- Parts of the exercise -
(A) In the fast-food-dads article, could you copy out everything from "But single dads" down to "those who don't.", switching "sociologist" to "researcher"?
(B) Answer these questions from the fast-food-dads article:
(i) At which university is the sociologist who led the study based?
(ii) Data from how many families did the researchers use?
(iii) At what meeting will the paper be presented?

- Excerpted passage -
* begin *

'Fast Food Dads' stereotype a myth according to new research
When many people think of single, non-resident fathers providing meals for their kids, they conjure up the image of dad piling the kids into the car for a quick trip through the McDonald's drive through.
But single dads apparently don't get enough respect when it comes to providing for their kids' nutrition according to a study led by an Iowa State University sociologist that dispels the myth of "fast food dads." It's the first to show that kids who spend time with their non-resident fathers actually eat slightly healthier than those who don't.
Associate Professor of Sociology Susan Stewart and Ball State University Assistant Professor of Sociology Chadwick Menning used existing data collected between 1994-96 from more than 10,000 families from the National Longitudinal Study of Adolescent Health to examine the relationship between family structure, non-resident fathers, and adolescent eating pattern. The results of that study are in a paper titled "Fast Food Dads? The Effect of Family Structure and Nonresident Father Involvement on Adolescent Eating Patterns," which they'll be presenting on Sunday, Aug. 12, at the American Sociological Association annual meeting in the New York City Hilton.

* end *

- Entries supplied -
* begin *

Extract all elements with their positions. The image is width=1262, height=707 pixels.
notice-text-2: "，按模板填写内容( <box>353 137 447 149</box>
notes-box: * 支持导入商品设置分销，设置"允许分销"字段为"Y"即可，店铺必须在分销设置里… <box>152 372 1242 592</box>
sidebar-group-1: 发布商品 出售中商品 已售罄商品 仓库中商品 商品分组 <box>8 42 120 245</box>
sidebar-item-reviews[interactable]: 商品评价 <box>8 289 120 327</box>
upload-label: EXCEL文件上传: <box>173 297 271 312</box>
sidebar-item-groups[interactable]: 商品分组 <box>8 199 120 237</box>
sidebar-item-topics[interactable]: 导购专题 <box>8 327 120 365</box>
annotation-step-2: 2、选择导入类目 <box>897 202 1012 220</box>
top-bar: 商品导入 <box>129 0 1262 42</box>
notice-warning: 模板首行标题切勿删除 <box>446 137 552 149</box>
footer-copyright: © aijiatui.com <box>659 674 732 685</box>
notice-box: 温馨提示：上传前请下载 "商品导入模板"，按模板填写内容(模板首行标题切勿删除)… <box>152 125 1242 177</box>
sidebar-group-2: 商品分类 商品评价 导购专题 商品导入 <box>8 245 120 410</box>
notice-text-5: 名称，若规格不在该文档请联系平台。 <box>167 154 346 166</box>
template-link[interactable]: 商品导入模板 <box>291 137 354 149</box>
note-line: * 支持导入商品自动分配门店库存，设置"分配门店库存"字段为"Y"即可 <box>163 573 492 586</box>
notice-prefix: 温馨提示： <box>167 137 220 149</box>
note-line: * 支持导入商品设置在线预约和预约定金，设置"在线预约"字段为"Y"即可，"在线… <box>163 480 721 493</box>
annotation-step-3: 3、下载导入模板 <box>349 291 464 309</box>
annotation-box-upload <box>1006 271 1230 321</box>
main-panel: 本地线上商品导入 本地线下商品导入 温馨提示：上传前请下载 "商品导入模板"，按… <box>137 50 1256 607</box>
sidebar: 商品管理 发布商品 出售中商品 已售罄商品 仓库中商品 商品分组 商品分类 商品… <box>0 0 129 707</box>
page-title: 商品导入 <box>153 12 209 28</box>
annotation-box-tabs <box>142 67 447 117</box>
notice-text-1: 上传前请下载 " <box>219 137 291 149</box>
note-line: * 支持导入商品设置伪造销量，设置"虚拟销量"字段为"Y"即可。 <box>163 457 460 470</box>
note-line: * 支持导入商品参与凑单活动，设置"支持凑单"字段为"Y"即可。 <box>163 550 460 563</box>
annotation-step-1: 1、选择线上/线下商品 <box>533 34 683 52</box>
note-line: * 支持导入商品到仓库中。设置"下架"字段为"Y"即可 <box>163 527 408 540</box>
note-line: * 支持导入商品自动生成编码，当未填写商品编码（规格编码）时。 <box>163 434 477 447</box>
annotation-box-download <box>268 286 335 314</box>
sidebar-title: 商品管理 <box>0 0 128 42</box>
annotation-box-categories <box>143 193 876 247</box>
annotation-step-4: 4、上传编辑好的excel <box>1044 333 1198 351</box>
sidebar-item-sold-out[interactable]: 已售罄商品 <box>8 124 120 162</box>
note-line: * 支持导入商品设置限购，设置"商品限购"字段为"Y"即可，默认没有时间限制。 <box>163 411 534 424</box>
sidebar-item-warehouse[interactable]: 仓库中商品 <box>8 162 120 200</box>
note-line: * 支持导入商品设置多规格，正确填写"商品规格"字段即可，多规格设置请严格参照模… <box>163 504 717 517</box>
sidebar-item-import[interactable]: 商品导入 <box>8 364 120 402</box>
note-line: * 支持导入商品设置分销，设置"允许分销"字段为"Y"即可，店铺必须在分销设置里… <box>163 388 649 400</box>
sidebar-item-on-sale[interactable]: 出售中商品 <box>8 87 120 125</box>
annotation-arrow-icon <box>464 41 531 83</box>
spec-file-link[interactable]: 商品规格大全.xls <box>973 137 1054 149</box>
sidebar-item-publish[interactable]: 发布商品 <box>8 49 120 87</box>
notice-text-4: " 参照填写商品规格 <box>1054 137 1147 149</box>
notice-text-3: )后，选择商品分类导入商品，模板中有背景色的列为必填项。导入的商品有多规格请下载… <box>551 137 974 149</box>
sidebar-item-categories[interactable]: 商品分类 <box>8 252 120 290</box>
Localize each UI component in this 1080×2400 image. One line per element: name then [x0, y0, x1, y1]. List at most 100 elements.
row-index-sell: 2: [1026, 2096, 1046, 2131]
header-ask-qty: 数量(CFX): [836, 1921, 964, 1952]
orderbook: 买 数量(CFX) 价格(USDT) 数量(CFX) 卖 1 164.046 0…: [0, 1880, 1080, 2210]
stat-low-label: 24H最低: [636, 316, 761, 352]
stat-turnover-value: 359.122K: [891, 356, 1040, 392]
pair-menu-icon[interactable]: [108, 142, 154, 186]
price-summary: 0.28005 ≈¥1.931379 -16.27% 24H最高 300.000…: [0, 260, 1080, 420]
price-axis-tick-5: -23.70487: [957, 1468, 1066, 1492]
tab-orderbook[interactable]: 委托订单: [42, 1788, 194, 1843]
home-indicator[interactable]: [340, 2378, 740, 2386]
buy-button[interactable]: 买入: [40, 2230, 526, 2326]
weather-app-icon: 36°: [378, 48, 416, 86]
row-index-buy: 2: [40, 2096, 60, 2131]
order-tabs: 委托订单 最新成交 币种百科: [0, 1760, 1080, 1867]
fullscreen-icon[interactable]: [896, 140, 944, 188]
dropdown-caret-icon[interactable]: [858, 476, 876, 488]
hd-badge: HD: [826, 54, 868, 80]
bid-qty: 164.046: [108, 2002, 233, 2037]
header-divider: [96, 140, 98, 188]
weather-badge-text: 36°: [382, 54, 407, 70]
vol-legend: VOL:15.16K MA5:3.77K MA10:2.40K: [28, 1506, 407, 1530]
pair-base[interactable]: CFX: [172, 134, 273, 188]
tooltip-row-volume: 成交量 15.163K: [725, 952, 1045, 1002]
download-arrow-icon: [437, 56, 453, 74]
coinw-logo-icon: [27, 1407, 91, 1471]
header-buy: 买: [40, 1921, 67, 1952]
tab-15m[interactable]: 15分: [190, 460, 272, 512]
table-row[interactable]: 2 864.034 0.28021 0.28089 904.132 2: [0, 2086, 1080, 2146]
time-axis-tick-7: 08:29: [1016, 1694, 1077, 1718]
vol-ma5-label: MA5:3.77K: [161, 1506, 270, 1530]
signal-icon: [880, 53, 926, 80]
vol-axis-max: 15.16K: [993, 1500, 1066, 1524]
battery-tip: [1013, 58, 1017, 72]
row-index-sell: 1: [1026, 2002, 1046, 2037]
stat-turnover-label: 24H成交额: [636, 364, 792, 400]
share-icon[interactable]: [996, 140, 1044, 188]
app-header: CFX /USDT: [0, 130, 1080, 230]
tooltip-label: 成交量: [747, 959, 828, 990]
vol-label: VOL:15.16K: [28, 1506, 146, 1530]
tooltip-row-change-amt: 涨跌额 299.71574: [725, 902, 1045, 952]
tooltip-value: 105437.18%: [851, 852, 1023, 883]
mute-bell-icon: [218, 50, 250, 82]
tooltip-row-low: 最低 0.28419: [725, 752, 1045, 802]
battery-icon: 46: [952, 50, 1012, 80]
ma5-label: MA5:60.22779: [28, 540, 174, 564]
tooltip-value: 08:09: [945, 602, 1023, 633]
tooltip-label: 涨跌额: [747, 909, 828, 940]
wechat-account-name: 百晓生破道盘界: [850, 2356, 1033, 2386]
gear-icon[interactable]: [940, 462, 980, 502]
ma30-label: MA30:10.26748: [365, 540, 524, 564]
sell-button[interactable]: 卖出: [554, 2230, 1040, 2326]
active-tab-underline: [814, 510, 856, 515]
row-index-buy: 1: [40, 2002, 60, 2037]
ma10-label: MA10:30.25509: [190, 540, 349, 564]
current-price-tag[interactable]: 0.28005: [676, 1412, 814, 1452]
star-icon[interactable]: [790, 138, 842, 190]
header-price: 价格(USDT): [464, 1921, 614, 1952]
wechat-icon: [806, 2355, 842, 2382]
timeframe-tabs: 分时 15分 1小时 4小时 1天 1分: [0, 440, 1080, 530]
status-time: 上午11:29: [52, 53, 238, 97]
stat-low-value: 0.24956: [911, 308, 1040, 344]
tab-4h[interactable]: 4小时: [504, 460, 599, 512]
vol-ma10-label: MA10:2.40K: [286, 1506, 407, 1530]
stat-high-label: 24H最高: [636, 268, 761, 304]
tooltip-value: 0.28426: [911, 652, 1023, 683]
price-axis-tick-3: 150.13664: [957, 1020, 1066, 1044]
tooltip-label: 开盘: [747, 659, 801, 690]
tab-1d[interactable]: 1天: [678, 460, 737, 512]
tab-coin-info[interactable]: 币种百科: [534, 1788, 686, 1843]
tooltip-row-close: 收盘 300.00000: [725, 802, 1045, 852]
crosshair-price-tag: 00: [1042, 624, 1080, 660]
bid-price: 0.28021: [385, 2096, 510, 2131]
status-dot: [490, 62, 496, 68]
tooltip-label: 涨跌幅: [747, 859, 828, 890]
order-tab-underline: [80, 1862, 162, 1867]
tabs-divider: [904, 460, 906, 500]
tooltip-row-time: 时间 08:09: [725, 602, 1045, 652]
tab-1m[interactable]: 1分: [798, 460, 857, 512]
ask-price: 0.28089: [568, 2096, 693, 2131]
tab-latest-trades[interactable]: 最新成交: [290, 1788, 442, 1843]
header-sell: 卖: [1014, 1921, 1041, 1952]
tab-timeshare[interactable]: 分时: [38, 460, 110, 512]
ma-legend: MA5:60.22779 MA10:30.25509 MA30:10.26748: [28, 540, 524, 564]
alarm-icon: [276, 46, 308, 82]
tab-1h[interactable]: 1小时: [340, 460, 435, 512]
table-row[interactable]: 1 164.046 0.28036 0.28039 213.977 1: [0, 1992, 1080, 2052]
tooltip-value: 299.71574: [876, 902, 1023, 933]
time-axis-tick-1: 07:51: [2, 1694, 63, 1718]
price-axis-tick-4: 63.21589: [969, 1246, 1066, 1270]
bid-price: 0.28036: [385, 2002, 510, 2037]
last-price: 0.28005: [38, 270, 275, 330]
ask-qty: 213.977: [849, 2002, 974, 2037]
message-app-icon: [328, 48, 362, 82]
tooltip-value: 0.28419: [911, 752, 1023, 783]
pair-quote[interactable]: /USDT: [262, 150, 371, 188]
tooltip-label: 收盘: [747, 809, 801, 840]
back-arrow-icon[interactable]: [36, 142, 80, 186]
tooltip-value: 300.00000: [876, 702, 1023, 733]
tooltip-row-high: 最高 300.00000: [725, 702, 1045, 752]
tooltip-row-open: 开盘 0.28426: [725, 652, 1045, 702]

* end *

- The solutions -
(A)
But single dads apparently don't get enough respect when it comes to providing for their kids' nutrition according to a study led by an Iowa State University researcher that dispels the myth of "fast food dads." It's the first to show that kids who spend time with their non-resident fathers actually eat slightly healthier than those who don't.

(B)
(i) Iowa State University
(ii) More than 10,000 families
(iii) The American Sociological Association annual meeting, at the New York City Hilton